• [Exercise details]:
Pictures do not belong in the copy, so please give every entry below again exactly.

** begin Record list **

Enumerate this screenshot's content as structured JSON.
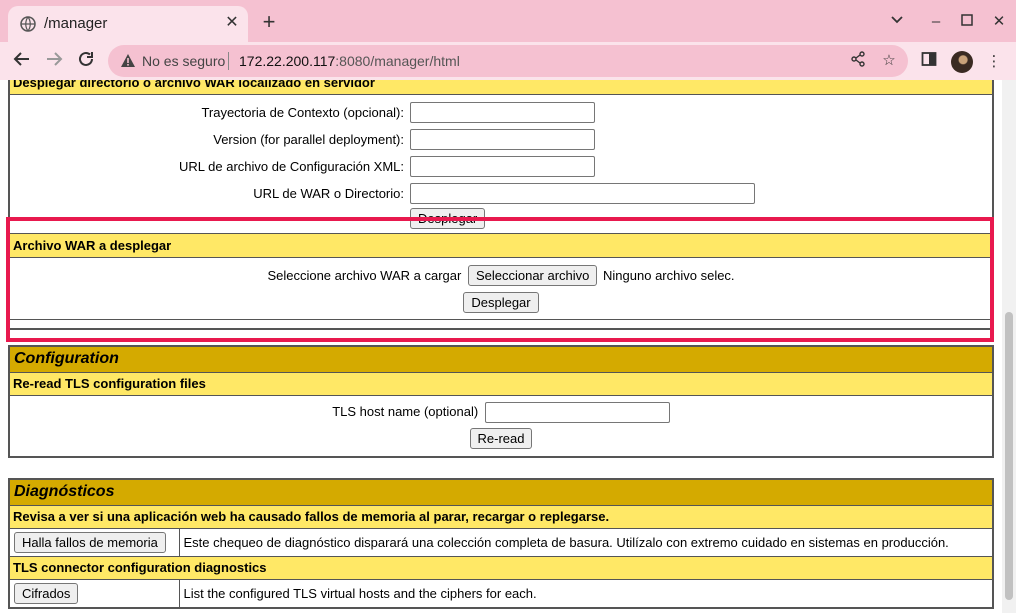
{
  "browser": {
    "tab_title": "/manager",
    "omnibox_security": "No es seguro",
    "url_host": "172.22.200.117",
    "url_rest": ":8080/manager/html"
  },
  "deploy_dir": {
    "section_title": "Desplegar directorio o archivo WAR localizado en servidor",
    "context_path_label": "Trayectoria de Contexto (opcional):",
    "version_label": "Version (for parallel deployment):",
    "config_url_label": "URL de archivo de Configuración XML:",
    "war_url_label": "URL de WAR o Directorio:",
    "deploy_button": "Desplegar"
  },
  "war_upload": {
    "section_title": "Archivo WAR a desplegar",
    "select_label": "Seleccione archivo WAR a cargar",
    "select_button": "Seleccionar archivo",
    "no_file_text": "Ninguno archivo selec.",
    "deploy_button": "Desplegar"
  },
  "configuration": {
    "title": "Configuration",
    "reread_title": "Re-read TLS configuration files",
    "tls_host_label": "TLS host name (optional)",
    "reread_button": "Re-read"
  },
  "diagnostics": {
    "title": "Diagnósticos",
    "leaks_title": "Revisa a ver si una aplicación web ha causado fallos de memoria al parar, recargar o replegarse.",
    "leaks_button": "Halla fallos de memoria",
    "leaks_desc": "Este chequeo de diagnóstico disparará una colección completa de basura. Utilízalo con extremo cuidado en sistemas en producción.",
    "tls_title": "TLS connector configuration diagnostics",
    "ciphers_button": "Cifrados",
    "ciphers_desc": "List the configured TLS virtual hosts and the ciphers for each."
  },
  "colors": {
    "title_bar": "#d4aa00",
    "subtitle_bar": "#ffe866",
    "highlight": "#e8194e",
    "chrome": "#f5c1d1"
  }
}
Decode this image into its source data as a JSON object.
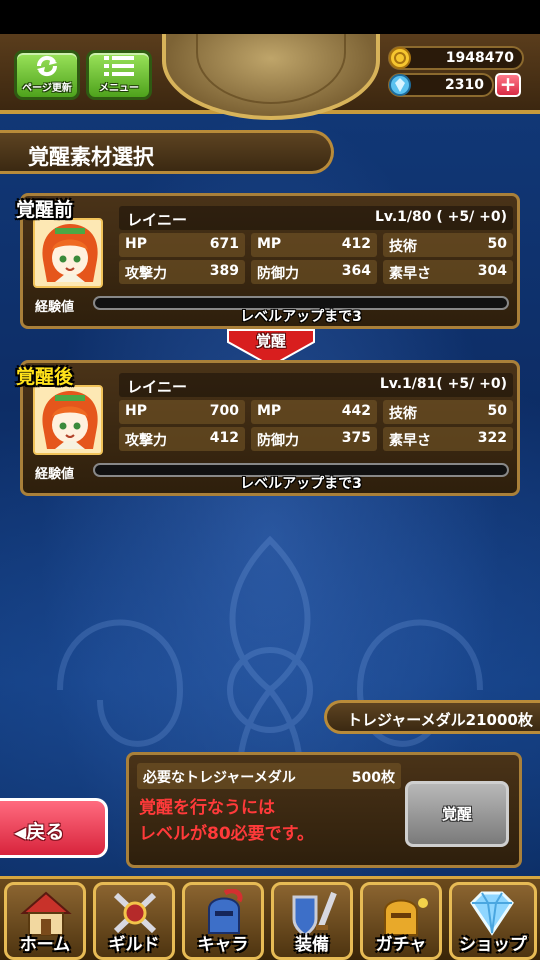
{
  "header": {
    "refresh_label": "ページ更新",
    "menu_label": "メニュー",
    "coins": "1948470",
    "gems": "2310",
    "plus_label": "+"
  },
  "title": "覚醒素材選択",
  "before": {
    "tag": "覚醒前",
    "name": "レイニー",
    "level": "Lv.1/80 ( +5/ +0)",
    "stats": [
      {
        "k": "HP",
        "v": "671"
      },
      {
        "k": "MP",
        "v": "412"
      },
      {
        "k": "技術",
        "v": "50"
      },
      {
        "k": "攻撃力",
        "v": "389"
      },
      {
        "k": "防御力",
        "v": "364"
      },
      {
        "k": "素早さ",
        "v": "304"
      }
    ],
    "exp_label": "経験値",
    "exp_text": "レベルアップまで3"
  },
  "arrow_label": "覚醒",
  "after": {
    "tag": "覚醒後",
    "name": "レイニー",
    "level": "Lv.1/81( +5/ +0)",
    "stats": [
      {
        "k": "HP",
        "v": "700"
      },
      {
        "k": "MP",
        "v": "442"
      },
      {
        "k": "技術",
        "v": "50"
      },
      {
        "k": "攻撃力",
        "v": "412"
      },
      {
        "k": "防御力",
        "v": "375"
      },
      {
        "k": "素早さ",
        "v": "322"
      }
    ],
    "exp_label": "経験値",
    "exp_text": "レベルアップまで3"
  },
  "treasure_medals": "トレジャーメダル21000枚",
  "confirm": {
    "need_label": "必要なトレジャーメダル",
    "need_value": "500枚",
    "warning_line1": "覚醒を行なうには",
    "warning_line2": "レベルが80必要です。",
    "awaken_button": "覚醒"
  },
  "back_label": "戻る",
  "nav": [
    {
      "label": "ホーム",
      "icon": "home-icon"
    },
    {
      "label": "ギルド",
      "icon": "guild-icon"
    },
    {
      "label": "キャラ",
      "icon": "character-icon"
    },
    {
      "label": "装備",
      "icon": "equipment-icon"
    },
    {
      "label": "ガチャ",
      "icon": "gacha-icon"
    },
    {
      "label": "ショップ",
      "icon": "shop-icon"
    }
  ],
  "colors": {
    "background": "#123a7a",
    "panel": "#4a3318",
    "gold_border": "#a9803a",
    "before_tag": "#ffffff",
    "after_tag": "#ffe21a",
    "warning": "#ff3a3a",
    "back_button": "#e0364c"
  }
}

** end Record list **

• [Task response]:
Enumerate this screenshot's content as structured JSON.
{
  "browser": {
    "tab_title": "/manager",
    "omnibox_security": "No es seguro",
    "url_host": "172.22.200.117",
    "url_rest": ":8080/manager/html"
  },
  "deploy_dir": {
    "section_title": "Desplegar directorio o archivo WAR localizado en servidor",
    "context_path_label": "Trayectoria de Contexto (opcional):",
    "version_label": "Version (for parallel deployment):",
    "config_url_label": "URL de archivo de Configuración XML:",
    "war_url_label": "URL de WAR o Directorio:",
    "deploy_button": "Desplegar"
  },
  "war_upload": {
    "section_title": "Archivo WAR a desplegar",
    "select_label": "Seleccione archivo WAR a cargar",
    "select_button": "Seleccionar archivo",
    "no_file_text": "Ninguno archivo selec.",
    "deploy_button": "Desplegar"
  },
  "configuration": {
    "title": "Configuration",
    "reread_title": "Re-read TLS configuration files",
    "tls_host_label": "TLS host name (optional)",
    "reread_button": "Re-read"
  },
  "diagnostics": {
    "title": "Diagnósticos",
    "leaks_title": "Revisa a ver si una aplicación web ha causado fallos de memoria al parar, recargar o replegarse.",
    "leaks_button": "Halla fallos de memoria",
    "leaks_desc": "Este chequeo de diagnóstico disparará una colección completa de basura. Utilízalo con extremo cuidado en sistemas en producción.",
    "tls_title": "TLS connector configuration diagnostics",
    "ciphers_button": "Cifrados",
    "ciphers_desc": "List the configured TLS virtual hosts and the ciphers for each."
  },
  "colors": {
    "title_bar": "#d4aa00",
    "subtitle_bar": "#ffe866",
    "highlight": "#e8194e",
    "chrome": "#f5c1d1"
  }
}
Decode this image into its source data as a JSON object.
{
  "header": {
    "refresh_label": "ページ更新",
    "menu_label": "メニュー",
    "coins": "1948470",
    "gems": "2310",
    "plus_label": "+"
  },
  "title": "覚醒素材選択",
  "before": {
    "tag": "覚醒前",
    "name": "レイニー",
    "level": "Lv.1/80 ( +5/ +0)",
    "stats": [
      {
        "k": "HP",
        "v": "671"
      },
      {
        "k": "MP",
        "v": "412"
      },
      {
        "k": "技術",
        "v": "50"
      },
      {
        "k": "攻撃力",
        "v": "389"
      },
      {
        "k": "防御力",
        "v": "364"
      },
      {
        "k": "素早さ",
        "v": "304"
      }
    ],
    "exp_label": "経験値",
    "exp_text": "レベルアップまで3"
  },
  "arrow_label": "覚醒",
  "after": {
    "tag": "覚醒後",
    "name": "レイニー",
    "level": "Lv.1/81( +5/ +0)",
    "stats": [
      {
        "k": "HP",
        "v": "700"
      },
      {
        "k": "MP",
        "v": "442"
      },
      {
        "k": "技術",
        "v": "50"
      },
      {
        "k": "攻撃力",
        "v": "412"
      },
      {
        "k": "防御力",
        "v": "375"
      },
      {
        "k": "素早さ",
        "v": "322"
      }
    ],
    "exp_label": "経験値",
    "exp_text": "レベルアップまで3"
  },
  "treasure_medals": "トレジャーメダル21000枚",
  "confirm": {
    "need_label": "必要なトレジャーメダル",
    "need_value": "500枚",
    "warning_line1": "覚醒を行なうには",
    "warning_line2": "レベルが80必要です。",
    "awaken_button": "覚醒"
  },
  "back_label": "戻る",
  "nav": [
    {
      "label": "ホーム",
      "icon": "home-icon"
    },
    {
      "label": "ギルド",
      "icon": "guild-icon"
    },
    {
      "label": "キャラ",
      "icon": "character-icon"
    },
    {
      "label": "装備",
      "icon": "equipment-icon"
    },
    {
      "label": "ガチャ",
      "icon": "gacha-icon"
    },
    {
      "label": "ショップ",
      "icon": "shop-icon"
    }
  ],
  "colors": {
    "background": "#123a7a",
    "panel": "#4a3318",
    "gold_border": "#a9803a",
    "before_tag": "#ffffff",
    "after_tag": "#ffe21a",
    "warning": "#ff3a3a",
    "back_button": "#e0364c"
  }
}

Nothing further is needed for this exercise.